Supplied material |
-- start --

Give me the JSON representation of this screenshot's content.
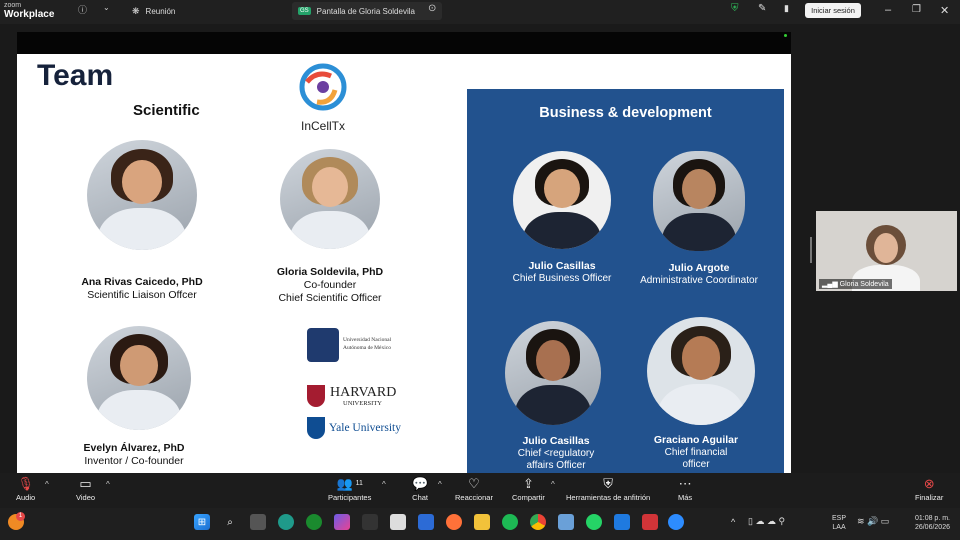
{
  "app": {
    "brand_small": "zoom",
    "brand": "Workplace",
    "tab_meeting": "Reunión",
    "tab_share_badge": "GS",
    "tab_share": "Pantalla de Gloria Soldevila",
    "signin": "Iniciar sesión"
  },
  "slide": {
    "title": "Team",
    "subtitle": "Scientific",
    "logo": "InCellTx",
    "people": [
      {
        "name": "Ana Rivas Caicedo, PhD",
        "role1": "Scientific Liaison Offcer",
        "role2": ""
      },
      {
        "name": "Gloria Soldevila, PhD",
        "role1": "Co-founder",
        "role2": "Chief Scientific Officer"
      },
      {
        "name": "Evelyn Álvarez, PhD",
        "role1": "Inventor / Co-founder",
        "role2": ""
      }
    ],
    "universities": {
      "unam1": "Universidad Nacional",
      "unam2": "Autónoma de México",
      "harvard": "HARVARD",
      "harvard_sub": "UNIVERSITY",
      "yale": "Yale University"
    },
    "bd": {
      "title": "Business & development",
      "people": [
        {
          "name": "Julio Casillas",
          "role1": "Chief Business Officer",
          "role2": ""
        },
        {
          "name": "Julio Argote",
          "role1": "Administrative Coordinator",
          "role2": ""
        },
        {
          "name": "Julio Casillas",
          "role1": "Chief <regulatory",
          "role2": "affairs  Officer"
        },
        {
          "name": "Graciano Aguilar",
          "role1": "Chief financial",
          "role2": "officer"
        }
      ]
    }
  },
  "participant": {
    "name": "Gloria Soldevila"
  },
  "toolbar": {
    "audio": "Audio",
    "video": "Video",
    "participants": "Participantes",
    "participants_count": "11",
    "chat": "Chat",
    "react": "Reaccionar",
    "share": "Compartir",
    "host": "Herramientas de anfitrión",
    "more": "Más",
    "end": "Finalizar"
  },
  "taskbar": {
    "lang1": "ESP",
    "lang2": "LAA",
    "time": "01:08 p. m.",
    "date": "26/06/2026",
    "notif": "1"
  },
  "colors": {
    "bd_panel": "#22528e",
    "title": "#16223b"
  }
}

-- end --
-- start --

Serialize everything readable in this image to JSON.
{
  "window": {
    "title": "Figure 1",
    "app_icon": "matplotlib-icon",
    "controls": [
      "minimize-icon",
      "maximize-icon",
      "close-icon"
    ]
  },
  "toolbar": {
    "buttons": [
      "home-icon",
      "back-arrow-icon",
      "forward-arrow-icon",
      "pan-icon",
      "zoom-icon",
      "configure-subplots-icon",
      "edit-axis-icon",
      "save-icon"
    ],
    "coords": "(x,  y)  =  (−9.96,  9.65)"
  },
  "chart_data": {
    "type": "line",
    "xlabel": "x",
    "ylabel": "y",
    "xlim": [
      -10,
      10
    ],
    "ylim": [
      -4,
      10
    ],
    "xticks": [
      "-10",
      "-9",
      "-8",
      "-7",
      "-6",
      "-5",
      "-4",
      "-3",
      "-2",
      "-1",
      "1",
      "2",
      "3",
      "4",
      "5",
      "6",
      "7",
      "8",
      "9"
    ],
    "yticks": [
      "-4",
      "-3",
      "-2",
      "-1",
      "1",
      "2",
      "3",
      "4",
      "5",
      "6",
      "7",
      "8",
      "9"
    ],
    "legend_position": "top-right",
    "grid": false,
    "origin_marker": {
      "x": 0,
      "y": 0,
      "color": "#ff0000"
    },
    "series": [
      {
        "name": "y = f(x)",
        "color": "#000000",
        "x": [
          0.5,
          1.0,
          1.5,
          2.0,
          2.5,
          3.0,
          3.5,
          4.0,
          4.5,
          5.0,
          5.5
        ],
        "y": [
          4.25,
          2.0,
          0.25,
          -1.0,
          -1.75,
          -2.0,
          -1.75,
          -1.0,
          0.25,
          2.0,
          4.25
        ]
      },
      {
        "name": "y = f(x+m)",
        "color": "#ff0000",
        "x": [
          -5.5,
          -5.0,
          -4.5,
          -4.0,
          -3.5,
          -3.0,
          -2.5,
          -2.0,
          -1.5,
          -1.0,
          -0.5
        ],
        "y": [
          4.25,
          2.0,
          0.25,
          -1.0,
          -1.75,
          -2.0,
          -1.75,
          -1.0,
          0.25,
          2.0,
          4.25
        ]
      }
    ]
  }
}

-- end --
-- start --

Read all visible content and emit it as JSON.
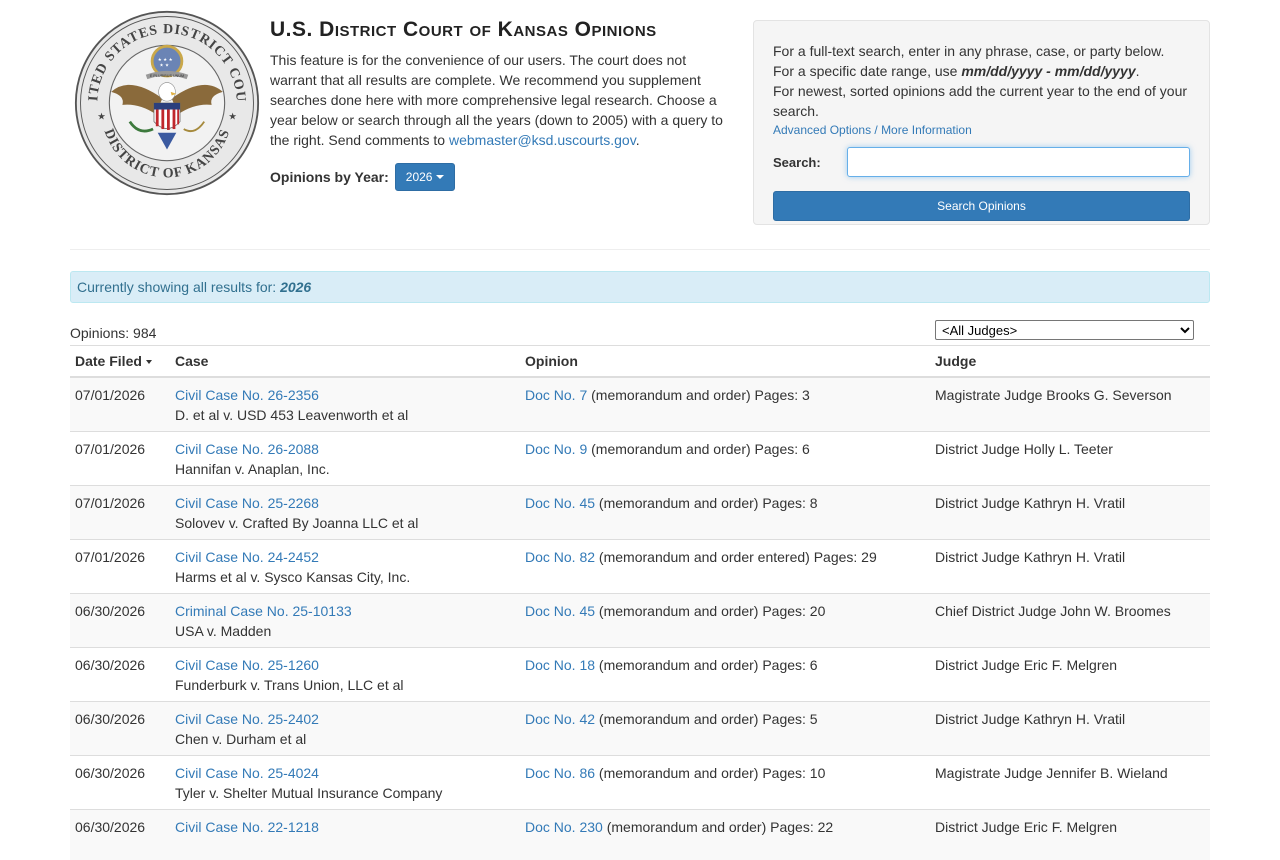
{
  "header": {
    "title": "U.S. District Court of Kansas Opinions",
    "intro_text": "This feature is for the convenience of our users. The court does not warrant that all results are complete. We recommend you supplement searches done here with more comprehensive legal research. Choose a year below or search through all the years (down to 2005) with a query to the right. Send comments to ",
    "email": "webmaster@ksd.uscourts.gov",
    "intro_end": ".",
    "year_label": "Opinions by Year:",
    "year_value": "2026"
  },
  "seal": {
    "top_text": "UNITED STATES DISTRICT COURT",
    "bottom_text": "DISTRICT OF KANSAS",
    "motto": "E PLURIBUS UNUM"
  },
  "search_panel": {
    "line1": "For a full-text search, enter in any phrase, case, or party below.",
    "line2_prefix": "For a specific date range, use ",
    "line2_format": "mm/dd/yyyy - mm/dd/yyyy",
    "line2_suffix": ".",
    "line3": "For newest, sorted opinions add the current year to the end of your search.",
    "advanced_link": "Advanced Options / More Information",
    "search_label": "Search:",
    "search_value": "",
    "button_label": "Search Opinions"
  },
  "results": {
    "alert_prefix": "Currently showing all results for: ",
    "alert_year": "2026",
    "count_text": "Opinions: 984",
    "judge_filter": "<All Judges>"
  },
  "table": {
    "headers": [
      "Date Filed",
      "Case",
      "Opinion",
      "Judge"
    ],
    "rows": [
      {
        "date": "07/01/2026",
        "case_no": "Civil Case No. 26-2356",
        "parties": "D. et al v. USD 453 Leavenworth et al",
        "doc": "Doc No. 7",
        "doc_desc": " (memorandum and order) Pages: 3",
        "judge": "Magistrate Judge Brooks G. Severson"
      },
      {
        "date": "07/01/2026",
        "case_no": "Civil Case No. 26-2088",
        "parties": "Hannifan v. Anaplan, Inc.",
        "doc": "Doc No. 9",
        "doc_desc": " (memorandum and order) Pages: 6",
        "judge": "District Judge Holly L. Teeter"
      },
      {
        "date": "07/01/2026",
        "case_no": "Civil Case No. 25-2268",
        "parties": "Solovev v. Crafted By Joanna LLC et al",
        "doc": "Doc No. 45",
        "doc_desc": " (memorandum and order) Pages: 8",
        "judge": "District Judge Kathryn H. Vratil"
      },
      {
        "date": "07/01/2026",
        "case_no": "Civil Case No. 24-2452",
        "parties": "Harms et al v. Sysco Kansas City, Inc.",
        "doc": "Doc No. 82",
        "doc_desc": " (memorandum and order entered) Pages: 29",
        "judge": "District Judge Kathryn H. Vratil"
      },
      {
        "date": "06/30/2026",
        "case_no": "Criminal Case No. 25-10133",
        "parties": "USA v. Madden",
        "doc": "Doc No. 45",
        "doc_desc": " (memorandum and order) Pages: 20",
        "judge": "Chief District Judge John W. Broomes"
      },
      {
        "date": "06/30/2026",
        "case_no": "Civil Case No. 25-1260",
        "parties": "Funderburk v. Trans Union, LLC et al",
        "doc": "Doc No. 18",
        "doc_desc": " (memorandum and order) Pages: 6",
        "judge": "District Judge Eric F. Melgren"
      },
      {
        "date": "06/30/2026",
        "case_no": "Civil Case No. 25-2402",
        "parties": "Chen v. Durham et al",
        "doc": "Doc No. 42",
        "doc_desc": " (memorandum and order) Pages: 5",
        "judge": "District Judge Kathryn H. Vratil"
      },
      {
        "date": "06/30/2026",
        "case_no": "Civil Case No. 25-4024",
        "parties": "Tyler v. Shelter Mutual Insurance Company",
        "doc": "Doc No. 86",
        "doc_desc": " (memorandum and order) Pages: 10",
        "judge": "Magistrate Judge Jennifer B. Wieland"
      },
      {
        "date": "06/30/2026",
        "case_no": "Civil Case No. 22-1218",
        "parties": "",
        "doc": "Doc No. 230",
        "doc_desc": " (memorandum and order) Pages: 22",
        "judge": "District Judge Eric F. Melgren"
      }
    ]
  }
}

-- end --

Short exercise |
Looking at the data above, show all lines where the word "Scientific" occurs.

The completed task |
    "subtitle": "Scientific",
        "role1": "Scientific Liaison Offcer",
        "role2": "Chief Scientific Officer"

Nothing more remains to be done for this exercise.